**Task instructions:** Go through the lines below. Copy those with "field".

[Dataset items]
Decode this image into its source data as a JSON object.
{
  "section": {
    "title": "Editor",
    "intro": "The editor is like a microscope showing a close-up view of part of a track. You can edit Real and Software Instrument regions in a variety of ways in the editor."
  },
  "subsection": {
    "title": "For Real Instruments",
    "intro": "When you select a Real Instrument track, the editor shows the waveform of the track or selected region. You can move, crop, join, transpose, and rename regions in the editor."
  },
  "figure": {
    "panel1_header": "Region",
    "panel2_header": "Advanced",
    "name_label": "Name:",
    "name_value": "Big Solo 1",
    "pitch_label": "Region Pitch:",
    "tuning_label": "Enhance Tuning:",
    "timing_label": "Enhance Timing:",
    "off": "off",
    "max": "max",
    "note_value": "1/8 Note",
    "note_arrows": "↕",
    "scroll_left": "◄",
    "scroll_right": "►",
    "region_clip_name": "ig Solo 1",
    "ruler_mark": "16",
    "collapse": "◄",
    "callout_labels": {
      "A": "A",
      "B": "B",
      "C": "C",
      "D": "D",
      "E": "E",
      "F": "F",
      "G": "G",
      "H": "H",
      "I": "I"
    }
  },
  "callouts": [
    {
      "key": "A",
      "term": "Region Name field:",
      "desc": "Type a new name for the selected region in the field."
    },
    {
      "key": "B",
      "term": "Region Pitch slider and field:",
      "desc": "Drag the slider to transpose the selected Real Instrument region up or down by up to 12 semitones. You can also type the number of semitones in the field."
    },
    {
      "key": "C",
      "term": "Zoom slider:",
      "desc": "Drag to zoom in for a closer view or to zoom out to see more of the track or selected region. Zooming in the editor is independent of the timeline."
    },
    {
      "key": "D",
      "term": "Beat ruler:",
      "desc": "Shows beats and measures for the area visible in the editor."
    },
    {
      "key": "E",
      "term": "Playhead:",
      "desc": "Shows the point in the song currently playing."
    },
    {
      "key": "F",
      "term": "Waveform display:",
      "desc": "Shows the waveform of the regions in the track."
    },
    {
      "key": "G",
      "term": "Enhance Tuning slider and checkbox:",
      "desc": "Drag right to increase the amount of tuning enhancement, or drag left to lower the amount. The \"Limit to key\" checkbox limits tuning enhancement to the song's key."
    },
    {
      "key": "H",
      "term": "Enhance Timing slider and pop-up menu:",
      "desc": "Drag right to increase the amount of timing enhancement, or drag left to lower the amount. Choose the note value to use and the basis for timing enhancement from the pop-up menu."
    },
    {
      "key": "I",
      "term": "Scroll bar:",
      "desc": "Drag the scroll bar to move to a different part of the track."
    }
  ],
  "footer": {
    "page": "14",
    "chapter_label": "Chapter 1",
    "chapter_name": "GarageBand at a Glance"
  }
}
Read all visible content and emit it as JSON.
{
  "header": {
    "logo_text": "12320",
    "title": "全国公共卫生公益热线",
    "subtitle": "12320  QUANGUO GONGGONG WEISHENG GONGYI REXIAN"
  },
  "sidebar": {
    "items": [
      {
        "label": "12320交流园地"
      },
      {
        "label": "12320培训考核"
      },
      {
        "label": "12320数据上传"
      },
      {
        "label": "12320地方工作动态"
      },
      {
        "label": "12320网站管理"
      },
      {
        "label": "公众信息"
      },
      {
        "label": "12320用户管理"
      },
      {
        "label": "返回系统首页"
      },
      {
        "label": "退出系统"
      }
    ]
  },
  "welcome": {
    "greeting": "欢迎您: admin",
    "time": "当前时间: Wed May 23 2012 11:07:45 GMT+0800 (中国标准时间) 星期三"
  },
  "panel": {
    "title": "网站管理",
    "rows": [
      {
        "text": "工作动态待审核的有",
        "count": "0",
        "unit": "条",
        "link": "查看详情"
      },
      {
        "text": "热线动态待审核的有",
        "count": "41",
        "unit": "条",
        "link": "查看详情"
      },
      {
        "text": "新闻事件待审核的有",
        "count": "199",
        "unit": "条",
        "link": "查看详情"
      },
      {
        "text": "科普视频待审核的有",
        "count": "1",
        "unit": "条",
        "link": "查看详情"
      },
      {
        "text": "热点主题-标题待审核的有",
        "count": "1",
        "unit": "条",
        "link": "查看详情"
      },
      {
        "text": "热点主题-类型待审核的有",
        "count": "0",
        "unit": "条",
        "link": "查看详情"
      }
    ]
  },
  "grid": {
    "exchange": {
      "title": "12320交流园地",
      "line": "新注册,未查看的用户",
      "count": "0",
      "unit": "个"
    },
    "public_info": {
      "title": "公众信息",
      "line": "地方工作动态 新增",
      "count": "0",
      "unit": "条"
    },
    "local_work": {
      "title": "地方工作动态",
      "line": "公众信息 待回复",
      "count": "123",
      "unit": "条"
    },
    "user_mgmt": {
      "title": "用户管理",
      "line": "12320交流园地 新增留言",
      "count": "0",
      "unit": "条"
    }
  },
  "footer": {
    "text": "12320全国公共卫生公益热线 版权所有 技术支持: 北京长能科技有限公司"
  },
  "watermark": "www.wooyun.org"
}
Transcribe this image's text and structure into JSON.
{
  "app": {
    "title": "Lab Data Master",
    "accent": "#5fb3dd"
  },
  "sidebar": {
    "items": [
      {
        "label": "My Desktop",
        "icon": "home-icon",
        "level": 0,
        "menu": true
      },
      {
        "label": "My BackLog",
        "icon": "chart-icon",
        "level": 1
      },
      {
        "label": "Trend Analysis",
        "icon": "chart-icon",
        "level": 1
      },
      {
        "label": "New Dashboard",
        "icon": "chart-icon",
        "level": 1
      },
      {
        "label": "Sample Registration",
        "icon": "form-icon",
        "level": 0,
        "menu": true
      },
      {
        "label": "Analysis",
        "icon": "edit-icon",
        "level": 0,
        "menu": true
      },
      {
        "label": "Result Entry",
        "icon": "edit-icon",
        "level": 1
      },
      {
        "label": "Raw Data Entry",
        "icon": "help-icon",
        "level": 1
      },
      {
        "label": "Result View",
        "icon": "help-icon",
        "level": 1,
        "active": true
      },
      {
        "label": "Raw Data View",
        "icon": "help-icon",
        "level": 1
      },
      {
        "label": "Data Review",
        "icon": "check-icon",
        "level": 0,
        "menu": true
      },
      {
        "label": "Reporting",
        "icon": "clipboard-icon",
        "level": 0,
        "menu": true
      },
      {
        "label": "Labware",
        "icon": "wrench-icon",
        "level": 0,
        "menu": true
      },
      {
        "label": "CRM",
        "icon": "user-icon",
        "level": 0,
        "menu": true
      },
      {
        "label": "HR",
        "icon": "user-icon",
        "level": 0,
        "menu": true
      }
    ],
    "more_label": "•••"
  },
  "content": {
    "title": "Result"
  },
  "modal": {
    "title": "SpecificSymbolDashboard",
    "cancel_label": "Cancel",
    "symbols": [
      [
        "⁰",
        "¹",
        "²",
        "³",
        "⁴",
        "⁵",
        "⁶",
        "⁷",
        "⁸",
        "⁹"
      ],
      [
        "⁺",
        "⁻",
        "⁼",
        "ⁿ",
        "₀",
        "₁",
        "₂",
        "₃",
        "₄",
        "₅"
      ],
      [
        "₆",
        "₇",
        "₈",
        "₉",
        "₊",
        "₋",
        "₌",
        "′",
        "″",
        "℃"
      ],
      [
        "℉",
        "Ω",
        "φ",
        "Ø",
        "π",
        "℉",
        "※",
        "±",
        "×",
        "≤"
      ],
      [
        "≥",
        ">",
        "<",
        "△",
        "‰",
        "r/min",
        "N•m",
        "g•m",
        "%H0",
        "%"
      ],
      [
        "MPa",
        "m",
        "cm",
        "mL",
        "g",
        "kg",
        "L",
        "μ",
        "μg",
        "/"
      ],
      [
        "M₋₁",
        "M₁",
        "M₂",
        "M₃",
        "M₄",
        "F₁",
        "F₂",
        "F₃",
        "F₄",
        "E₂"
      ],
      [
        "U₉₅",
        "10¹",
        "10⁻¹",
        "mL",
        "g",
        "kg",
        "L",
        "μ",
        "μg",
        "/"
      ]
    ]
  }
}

**Complete answer:**
      "term": "Region Name field:",
      "desc": "Type a new name for the selected region in the field."
      "term": "Region Pitch slider and field:",
      "desc": "Drag the slider to transpose the selected Real Instrument region up or down by up to 12 semitones. You can also type the number of semitones in the field."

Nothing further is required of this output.